### Stored data
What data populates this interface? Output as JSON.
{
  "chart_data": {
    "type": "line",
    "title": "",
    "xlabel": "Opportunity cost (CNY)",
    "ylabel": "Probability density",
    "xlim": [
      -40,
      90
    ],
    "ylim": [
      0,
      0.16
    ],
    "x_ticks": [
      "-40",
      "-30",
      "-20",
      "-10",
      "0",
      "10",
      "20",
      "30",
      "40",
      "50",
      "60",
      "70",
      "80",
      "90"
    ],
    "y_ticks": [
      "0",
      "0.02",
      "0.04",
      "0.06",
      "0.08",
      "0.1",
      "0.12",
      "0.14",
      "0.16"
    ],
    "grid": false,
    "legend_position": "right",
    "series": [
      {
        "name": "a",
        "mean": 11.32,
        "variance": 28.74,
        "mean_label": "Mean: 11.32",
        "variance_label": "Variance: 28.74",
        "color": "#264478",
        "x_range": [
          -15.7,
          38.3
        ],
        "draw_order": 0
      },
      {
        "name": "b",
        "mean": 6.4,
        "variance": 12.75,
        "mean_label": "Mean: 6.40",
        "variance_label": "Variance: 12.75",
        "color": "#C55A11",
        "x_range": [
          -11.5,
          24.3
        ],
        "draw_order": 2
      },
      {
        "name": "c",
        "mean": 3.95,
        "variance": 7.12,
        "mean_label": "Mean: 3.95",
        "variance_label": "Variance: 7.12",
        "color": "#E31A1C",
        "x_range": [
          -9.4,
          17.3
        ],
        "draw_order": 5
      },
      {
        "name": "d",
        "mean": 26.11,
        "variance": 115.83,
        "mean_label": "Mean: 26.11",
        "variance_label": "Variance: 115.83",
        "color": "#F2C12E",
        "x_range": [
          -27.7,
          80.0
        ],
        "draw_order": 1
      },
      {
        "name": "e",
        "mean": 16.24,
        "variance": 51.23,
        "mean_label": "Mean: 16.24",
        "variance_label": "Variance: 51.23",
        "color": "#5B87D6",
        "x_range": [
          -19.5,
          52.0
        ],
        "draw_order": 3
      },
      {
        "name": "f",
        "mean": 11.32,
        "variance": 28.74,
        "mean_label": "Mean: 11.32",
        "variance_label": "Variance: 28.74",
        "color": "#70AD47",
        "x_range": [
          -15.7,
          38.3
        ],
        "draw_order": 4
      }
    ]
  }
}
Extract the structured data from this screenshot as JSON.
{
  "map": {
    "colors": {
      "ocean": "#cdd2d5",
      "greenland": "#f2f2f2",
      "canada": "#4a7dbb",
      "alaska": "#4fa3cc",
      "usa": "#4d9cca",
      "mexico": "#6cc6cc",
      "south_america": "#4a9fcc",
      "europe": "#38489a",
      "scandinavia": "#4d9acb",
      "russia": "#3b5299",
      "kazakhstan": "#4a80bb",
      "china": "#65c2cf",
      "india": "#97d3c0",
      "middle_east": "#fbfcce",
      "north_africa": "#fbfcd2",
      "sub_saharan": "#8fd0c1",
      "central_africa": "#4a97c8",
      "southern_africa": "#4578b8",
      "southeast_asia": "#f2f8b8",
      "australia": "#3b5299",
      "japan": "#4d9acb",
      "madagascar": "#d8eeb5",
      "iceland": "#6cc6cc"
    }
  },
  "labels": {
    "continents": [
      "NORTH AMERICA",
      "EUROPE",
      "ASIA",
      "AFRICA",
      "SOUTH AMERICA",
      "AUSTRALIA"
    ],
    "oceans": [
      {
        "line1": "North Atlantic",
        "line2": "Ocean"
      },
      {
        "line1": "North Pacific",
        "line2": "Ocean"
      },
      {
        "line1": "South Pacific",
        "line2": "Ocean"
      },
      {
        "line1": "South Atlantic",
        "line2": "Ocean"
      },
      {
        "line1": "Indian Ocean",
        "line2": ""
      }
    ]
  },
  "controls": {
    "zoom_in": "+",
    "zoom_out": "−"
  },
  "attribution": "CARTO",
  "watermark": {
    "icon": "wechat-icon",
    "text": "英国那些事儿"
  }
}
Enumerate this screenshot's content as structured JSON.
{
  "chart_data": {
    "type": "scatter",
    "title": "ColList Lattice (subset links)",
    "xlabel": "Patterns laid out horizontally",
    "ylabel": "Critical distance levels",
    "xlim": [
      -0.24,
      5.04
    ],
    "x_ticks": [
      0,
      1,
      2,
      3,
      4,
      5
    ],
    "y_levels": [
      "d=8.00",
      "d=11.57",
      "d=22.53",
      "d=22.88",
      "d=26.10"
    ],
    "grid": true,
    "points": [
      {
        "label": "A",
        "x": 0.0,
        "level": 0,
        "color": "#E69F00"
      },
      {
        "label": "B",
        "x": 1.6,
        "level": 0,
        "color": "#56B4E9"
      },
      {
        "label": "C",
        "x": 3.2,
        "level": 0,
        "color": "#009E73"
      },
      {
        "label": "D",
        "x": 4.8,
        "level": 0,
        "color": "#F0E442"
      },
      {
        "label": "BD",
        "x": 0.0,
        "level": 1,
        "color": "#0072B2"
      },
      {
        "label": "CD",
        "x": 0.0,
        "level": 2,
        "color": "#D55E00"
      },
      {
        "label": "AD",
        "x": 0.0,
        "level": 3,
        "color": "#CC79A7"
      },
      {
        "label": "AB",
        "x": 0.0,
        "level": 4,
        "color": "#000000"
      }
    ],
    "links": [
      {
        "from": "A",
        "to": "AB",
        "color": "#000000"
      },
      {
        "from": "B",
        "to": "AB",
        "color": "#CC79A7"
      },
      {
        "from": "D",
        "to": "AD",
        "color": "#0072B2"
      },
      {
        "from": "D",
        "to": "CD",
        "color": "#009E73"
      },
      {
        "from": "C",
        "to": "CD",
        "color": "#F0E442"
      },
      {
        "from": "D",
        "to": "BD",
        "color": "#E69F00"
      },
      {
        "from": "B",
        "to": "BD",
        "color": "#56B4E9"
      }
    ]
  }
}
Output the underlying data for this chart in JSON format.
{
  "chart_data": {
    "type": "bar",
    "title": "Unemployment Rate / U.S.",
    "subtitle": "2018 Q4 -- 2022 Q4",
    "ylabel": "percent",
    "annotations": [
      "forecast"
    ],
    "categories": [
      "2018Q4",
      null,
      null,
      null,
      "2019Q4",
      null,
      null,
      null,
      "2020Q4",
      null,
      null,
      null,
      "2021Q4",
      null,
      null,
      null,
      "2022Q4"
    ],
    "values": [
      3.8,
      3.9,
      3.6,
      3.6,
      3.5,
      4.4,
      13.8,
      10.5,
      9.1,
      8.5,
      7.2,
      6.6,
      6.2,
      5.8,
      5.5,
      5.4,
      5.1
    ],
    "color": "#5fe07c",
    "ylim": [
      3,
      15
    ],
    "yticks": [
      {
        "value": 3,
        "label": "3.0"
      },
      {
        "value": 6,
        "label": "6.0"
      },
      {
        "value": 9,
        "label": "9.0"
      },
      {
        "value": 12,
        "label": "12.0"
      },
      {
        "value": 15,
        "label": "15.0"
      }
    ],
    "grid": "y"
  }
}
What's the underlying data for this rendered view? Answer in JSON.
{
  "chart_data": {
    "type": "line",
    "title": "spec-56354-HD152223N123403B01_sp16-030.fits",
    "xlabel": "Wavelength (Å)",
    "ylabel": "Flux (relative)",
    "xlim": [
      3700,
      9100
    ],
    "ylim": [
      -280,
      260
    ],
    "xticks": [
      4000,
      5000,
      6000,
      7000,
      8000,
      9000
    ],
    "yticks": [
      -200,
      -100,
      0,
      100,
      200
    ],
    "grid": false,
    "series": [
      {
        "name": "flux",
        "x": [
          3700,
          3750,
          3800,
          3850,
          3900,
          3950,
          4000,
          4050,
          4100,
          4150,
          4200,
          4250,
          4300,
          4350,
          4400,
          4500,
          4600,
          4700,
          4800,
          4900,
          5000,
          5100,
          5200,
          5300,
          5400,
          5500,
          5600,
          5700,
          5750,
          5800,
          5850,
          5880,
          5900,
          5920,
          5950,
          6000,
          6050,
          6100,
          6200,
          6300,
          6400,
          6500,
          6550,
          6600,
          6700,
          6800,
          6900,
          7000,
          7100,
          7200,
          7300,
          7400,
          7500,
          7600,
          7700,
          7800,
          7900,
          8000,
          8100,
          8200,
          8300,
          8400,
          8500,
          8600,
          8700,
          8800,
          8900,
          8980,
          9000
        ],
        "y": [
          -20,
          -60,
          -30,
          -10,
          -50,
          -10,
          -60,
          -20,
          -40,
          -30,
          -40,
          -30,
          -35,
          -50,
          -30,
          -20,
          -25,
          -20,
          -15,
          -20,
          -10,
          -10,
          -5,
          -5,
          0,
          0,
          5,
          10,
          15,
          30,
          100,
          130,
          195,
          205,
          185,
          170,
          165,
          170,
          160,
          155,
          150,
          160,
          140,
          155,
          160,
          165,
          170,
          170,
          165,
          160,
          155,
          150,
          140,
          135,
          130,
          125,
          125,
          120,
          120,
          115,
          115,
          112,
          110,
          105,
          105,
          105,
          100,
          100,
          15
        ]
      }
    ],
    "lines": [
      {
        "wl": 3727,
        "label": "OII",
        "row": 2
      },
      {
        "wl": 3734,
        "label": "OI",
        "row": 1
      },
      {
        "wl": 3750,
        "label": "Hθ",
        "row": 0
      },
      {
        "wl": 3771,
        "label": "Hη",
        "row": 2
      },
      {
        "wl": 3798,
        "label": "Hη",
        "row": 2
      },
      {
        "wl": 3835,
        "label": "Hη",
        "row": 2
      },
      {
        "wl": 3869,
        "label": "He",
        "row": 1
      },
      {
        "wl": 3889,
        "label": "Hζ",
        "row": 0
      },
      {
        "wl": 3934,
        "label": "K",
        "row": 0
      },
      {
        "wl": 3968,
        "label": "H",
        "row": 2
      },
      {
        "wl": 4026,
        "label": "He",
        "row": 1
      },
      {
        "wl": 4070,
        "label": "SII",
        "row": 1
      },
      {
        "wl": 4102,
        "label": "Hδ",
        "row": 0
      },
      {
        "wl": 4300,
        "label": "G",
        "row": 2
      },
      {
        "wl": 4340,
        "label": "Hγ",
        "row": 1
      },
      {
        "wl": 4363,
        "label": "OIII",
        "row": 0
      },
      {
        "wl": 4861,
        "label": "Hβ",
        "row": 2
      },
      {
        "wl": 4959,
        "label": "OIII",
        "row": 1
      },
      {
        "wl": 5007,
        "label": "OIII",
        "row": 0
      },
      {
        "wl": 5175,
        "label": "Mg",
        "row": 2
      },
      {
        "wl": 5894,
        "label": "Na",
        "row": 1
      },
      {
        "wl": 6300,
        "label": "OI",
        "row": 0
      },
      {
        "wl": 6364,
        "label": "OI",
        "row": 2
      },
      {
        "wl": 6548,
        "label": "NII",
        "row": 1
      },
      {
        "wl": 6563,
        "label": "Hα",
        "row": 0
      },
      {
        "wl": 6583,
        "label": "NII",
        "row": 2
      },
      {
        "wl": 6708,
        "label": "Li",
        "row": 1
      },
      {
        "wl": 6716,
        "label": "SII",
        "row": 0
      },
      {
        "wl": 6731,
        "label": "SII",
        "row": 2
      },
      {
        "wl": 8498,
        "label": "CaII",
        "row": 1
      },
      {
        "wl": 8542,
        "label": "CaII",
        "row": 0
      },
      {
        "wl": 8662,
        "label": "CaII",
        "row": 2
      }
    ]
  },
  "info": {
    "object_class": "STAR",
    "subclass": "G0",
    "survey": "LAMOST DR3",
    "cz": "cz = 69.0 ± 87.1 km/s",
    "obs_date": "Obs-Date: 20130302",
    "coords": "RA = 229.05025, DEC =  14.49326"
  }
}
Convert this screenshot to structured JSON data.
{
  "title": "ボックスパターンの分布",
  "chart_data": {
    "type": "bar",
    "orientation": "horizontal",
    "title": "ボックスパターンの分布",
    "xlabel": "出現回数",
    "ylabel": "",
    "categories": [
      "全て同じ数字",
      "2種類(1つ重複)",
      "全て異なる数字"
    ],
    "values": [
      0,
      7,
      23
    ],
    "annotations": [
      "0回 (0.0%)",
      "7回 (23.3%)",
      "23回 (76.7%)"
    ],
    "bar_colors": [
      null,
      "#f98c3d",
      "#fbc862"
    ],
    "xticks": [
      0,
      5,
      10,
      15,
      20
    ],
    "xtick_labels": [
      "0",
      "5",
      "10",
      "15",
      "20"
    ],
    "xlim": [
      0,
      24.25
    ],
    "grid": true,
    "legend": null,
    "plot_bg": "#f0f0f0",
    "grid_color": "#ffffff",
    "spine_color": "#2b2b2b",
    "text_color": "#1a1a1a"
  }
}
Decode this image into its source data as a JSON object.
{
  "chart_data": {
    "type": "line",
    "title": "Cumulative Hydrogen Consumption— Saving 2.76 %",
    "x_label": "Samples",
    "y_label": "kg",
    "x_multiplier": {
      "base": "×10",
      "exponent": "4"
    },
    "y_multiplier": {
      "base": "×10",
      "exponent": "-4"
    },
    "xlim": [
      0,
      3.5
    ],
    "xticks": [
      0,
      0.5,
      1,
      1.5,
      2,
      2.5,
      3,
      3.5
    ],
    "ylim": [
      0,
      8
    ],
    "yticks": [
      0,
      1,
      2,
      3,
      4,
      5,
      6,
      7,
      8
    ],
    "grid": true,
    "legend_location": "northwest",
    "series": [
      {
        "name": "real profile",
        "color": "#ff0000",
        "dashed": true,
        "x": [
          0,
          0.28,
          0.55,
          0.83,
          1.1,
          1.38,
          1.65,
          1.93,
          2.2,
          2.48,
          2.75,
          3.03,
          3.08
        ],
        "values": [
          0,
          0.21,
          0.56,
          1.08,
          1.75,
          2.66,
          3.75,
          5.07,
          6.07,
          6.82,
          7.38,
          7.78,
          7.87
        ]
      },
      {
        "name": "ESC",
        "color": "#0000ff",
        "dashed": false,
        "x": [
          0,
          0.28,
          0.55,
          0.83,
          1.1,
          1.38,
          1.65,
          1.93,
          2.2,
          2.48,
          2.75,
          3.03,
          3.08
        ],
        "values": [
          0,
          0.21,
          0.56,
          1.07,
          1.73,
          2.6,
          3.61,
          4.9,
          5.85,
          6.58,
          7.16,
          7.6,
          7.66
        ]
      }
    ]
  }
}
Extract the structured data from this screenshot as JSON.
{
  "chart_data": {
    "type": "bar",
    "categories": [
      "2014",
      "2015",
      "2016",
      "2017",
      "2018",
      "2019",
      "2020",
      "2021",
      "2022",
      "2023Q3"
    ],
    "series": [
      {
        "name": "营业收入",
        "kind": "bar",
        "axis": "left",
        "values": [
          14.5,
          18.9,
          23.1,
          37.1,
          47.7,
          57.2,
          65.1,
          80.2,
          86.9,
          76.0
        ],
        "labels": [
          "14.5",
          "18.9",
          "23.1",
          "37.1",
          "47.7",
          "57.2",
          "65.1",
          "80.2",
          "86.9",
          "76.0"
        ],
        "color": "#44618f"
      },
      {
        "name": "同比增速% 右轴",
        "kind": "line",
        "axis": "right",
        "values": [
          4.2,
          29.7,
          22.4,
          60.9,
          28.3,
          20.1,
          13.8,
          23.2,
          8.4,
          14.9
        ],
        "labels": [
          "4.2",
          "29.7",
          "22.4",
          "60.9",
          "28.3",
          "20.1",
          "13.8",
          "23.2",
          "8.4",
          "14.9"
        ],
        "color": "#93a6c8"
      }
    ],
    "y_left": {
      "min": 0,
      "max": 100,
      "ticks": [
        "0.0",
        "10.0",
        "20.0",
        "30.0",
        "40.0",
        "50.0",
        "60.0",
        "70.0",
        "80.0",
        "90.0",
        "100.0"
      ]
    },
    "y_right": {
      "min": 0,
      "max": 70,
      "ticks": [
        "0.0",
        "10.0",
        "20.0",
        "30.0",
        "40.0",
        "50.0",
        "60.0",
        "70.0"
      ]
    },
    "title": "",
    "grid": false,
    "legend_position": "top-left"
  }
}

### Task
How many of the lines above include the word "What"? Respond with the number alone.

### Answer in full
2